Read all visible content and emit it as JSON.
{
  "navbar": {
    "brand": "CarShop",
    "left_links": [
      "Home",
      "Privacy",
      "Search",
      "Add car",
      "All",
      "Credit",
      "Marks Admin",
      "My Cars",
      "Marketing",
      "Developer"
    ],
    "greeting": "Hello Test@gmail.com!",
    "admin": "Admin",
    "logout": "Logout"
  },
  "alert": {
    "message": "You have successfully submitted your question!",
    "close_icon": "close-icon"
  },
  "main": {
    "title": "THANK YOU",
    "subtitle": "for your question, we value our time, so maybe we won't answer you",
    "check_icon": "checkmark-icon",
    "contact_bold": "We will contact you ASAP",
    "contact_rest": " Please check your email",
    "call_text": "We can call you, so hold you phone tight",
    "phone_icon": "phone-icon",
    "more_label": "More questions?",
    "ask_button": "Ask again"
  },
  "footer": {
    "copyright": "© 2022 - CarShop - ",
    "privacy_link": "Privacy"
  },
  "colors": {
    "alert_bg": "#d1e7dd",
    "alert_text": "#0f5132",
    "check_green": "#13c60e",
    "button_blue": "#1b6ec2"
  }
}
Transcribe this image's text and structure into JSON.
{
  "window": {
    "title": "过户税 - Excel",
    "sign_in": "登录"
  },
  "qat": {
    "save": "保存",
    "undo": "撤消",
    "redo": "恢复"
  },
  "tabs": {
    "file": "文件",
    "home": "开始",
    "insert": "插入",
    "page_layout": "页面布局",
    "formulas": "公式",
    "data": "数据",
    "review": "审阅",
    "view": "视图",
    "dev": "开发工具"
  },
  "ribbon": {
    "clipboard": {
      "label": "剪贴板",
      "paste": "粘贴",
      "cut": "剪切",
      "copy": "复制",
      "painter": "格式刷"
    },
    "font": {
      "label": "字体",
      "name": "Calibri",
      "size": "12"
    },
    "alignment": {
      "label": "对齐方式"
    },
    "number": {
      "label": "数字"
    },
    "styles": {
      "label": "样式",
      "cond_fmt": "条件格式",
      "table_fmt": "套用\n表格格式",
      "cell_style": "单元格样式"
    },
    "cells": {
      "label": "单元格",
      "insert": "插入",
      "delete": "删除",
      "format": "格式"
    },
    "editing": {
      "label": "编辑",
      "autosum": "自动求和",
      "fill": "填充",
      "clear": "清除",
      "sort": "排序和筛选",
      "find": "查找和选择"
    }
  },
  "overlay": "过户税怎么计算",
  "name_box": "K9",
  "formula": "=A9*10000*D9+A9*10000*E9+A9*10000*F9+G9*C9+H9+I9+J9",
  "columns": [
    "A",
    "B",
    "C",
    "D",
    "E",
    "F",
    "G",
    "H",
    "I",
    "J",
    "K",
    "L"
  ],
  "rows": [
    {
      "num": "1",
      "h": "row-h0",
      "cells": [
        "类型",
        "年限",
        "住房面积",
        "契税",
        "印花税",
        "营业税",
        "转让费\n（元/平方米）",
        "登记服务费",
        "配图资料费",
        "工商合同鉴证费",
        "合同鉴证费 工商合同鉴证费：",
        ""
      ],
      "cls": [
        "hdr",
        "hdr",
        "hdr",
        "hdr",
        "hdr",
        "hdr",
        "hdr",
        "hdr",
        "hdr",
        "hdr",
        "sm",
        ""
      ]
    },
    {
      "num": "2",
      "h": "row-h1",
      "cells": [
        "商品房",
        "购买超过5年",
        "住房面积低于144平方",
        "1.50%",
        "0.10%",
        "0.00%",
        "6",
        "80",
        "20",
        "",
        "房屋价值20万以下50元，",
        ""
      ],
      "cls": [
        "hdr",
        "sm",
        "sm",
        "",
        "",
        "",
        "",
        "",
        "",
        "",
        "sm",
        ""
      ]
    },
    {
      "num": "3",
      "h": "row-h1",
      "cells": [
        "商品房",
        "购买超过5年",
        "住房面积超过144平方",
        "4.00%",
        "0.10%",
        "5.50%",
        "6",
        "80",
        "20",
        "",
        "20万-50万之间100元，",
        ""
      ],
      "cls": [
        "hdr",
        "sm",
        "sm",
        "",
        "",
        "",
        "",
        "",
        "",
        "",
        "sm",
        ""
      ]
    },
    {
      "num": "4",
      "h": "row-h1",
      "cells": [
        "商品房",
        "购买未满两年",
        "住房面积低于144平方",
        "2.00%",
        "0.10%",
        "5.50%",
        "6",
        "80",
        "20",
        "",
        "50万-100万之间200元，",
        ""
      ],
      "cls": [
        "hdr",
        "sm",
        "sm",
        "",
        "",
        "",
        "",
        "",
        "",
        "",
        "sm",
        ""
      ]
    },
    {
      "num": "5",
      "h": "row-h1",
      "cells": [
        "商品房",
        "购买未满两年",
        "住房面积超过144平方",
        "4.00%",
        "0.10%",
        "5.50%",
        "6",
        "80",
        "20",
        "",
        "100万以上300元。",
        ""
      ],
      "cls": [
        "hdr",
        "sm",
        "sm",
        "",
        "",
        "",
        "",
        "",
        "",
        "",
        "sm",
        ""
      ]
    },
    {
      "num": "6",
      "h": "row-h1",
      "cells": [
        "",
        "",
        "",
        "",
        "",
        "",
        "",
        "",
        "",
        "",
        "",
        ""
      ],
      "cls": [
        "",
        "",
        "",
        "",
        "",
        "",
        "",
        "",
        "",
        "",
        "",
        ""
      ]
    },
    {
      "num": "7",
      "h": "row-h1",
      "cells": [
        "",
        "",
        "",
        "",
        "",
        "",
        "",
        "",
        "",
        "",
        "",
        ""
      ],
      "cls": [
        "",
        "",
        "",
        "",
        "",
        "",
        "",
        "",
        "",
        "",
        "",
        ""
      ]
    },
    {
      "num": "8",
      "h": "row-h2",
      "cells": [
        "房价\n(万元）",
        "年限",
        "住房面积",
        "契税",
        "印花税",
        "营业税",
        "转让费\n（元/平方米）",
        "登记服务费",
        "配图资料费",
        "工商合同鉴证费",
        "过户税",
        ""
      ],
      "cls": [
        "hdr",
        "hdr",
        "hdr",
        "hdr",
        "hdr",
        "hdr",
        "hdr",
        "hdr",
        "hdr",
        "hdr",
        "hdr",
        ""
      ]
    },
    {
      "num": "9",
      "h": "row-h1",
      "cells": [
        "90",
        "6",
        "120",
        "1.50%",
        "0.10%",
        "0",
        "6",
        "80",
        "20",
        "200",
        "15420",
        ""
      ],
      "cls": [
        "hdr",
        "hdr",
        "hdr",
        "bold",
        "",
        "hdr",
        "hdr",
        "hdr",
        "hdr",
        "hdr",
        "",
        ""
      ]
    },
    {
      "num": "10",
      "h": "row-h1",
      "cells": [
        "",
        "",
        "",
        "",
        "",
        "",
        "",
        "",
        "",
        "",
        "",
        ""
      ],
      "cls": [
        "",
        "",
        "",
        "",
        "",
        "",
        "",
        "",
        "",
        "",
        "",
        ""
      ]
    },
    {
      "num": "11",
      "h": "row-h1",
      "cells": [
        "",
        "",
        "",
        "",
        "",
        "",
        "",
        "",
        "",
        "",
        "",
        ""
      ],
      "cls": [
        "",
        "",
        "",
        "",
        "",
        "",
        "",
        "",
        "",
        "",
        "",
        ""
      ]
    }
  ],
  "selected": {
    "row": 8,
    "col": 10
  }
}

========================================

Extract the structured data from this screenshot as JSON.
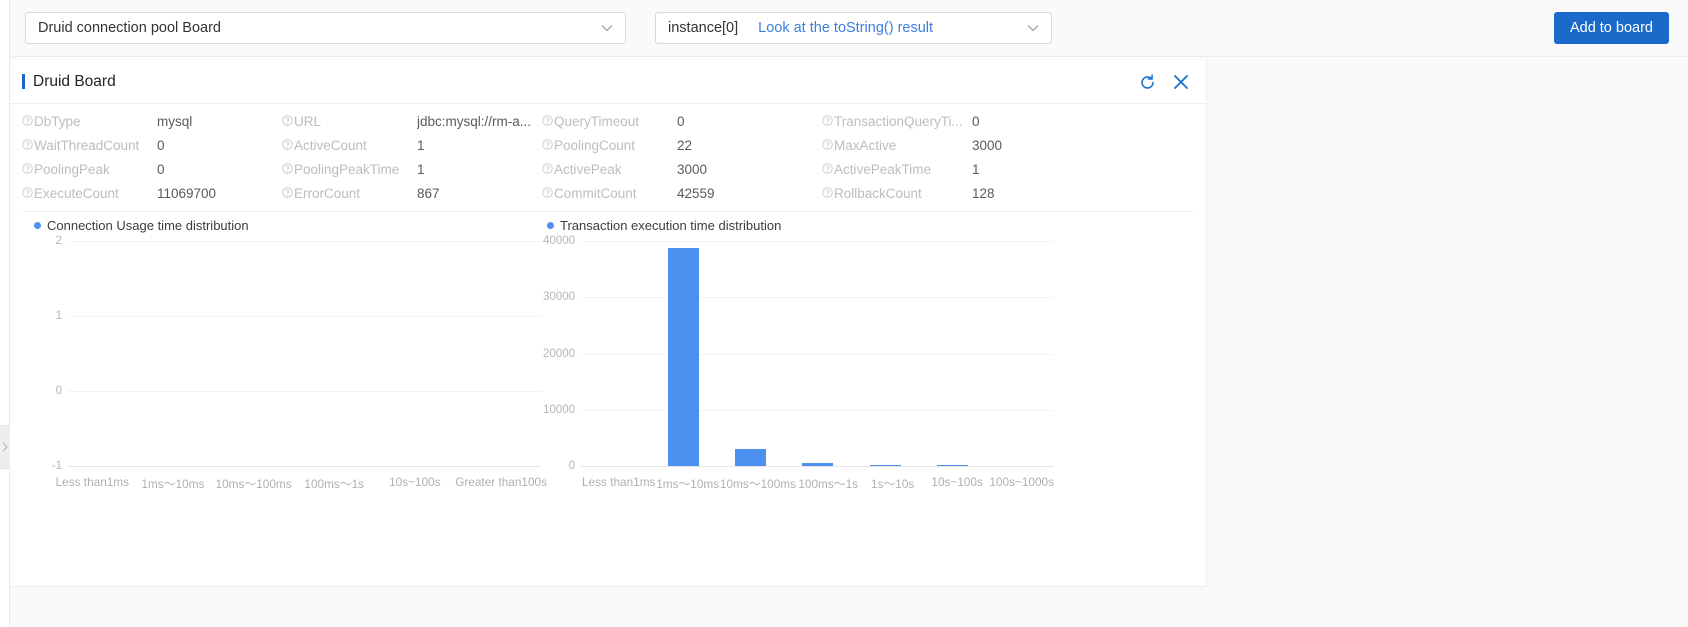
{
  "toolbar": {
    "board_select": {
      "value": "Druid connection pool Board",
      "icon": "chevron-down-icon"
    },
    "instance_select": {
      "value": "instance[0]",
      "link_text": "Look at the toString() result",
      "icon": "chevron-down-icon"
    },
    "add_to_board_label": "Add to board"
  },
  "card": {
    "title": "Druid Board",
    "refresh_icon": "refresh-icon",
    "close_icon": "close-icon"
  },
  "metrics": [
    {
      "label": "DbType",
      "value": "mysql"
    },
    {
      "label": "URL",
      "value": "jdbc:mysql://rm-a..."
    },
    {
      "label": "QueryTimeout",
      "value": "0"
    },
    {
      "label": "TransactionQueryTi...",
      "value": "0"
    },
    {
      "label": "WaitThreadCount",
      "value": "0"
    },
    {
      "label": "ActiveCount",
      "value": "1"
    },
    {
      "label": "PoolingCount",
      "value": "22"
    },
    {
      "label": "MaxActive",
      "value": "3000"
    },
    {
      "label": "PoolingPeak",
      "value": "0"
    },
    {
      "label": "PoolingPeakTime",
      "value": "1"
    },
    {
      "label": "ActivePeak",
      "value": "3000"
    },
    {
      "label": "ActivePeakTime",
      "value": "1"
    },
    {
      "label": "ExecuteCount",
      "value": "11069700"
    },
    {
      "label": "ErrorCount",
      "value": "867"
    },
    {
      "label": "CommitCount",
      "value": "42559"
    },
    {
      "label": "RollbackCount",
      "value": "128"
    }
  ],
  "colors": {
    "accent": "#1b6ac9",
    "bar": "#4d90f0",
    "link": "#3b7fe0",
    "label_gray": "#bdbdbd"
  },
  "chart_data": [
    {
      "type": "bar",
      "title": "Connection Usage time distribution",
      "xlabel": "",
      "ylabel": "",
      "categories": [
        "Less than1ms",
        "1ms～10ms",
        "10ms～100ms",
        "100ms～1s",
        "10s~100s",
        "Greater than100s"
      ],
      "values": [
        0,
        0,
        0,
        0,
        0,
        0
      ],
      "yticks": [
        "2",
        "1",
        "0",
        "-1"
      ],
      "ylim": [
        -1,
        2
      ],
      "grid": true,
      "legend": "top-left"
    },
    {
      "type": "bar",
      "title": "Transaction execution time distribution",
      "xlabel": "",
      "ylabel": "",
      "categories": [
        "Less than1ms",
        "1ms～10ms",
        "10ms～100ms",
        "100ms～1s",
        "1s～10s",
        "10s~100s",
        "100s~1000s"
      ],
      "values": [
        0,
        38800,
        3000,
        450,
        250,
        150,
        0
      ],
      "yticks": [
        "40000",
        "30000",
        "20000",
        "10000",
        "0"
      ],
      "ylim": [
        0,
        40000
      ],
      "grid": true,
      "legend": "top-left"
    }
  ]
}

========================================

EXERCISE: Of the lines in the material, how many hold the word "this"? Reply with the number only.

THE SOLUTION: 2